Take all the material and copy it exactly.

* BEGIN DATASET EXCERPTS *

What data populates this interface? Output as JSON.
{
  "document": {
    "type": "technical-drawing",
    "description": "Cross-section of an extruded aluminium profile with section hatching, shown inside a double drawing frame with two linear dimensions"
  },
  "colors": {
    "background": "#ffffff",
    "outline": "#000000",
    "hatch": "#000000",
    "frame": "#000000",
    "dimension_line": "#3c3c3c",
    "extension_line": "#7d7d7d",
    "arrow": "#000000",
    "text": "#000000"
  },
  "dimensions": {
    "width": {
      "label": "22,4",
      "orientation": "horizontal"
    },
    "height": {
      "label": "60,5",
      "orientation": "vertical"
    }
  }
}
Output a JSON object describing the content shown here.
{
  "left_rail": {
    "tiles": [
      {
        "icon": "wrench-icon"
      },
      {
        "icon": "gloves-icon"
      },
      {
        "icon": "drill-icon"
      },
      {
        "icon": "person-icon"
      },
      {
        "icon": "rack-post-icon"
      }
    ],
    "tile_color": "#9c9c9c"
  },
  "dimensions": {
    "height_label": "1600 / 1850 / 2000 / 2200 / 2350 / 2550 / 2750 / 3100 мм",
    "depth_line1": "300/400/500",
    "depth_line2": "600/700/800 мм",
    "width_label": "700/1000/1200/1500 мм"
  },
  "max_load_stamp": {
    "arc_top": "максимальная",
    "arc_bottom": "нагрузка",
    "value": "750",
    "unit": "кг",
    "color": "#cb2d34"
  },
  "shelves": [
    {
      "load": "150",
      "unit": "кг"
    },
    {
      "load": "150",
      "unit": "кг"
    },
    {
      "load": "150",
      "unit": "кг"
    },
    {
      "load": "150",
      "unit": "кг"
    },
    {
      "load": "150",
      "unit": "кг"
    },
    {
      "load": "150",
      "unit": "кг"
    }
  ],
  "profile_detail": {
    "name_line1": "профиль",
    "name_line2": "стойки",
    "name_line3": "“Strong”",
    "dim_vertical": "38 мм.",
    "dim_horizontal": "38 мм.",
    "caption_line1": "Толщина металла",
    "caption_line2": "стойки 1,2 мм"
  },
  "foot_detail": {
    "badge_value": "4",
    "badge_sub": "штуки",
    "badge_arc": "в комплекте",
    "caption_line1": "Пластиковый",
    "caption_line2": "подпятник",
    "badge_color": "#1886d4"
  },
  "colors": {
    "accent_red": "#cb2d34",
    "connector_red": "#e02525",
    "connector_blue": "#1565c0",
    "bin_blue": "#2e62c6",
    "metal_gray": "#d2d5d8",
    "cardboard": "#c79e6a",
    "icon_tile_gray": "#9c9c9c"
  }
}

* END DATASET EXCERPTS *

### COMPLETED TASK:
What data populates this interface? Output as JSON.
{
  "document": {
    "type": "technical-drawing",
    "description": "Cross-section of an extruded aluminium profile with section hatching, shown inside a double drawing frame with two linear dimensions"
  },
  "colors": {
    "background": "#ffffff",
    "outline": "#000000",
    "hatch": "#000000",
    "frame": "#000000",
    "dimension_line": "#3c3c3c",
    "extension_line": "#7d7d7d",
    "arrow": "#000000",
    "text": "#000000"
  },
  "dimensions": {
    "width": {
      "label": "22,4",
      "orientation": "horizontal"
    },
    "height": {
      "label": "60,5",
      "orientation": "vertical"
    }
  }
}
Output a JSON object describing the content shown here.
{
  "left_rail": {
    "tiles": [
      {
        "icon": "wrench-icon"
      },
      {
        "icon": "gloves-icon"
      },
      {
        "icon": "drill-icon"
      },
      {
        "icon": "person-icon"
      },
      {
        "icon": "rack-post-icon"
      }
    ],
    "tile_color": "#9c9c9c"
  },
  "dimensions": {
    "height_label": "1600 / 1850 / 2000 / 2200 / 2350 / 2550 / 2750 / 3100 мм",
    "depth_line1": "300/400/500",
    "depth_line2": "600/700/800 мм",
    "width_label": "700/1000/1200/1500 мм"
  },
  "max_load_stamp": {
    "arc_top": "максимальная",
    "arc_bottom": "нагрузка",
    "value": "750",
    "unit": "кг",
    "color": "#cb2d34"
  },
  "shelves": [
    {
      "load": "150",
      "unit": "кг"
    },
    {
      "load": "150",
      "unit": "кг"
    },
    {
      "load": "150",
      "unit": "кг"
    },
    {
      "load": "150",
      "unit": "кг"
    },
    {
      "load": "150",
      "unit": "кг"
    },
    {
      "load": "150",
      "unit": "кг"
    }
  ],
  "profile_detail": {
    "name_line1": "профиль",
    "name_line2": "стойки",
    "name_line3": "“Strong”",
    "dim_vertical": "38 мм.",
    "dim_horizontal": "38 мм.",
    "caption_line1": "Толщина металла",
    "caption_line2": "стойки 1,2 мм"
  },
  "foot_detail": {
    "badge_value": "4",
    "badge_sub": "штуки",
    "badge_arc": "в комплекте",
    "caption_line1": "Пластиковый",
    "caption_line2": "подпятник",
    "badge_color": "#1886d4"
  },
  "colors": {
    "accent_red": "#cb2d34",
    "connector_red": "#e02525",
    "connector_blue": "#1565c0",
    "bin_blue": "#2e62c6",
    "metal_gray": "#d2d5d8",
    "cardboard": "#c79e6a",
    "icon_tile_gray": "#9c9c9c"
  }
}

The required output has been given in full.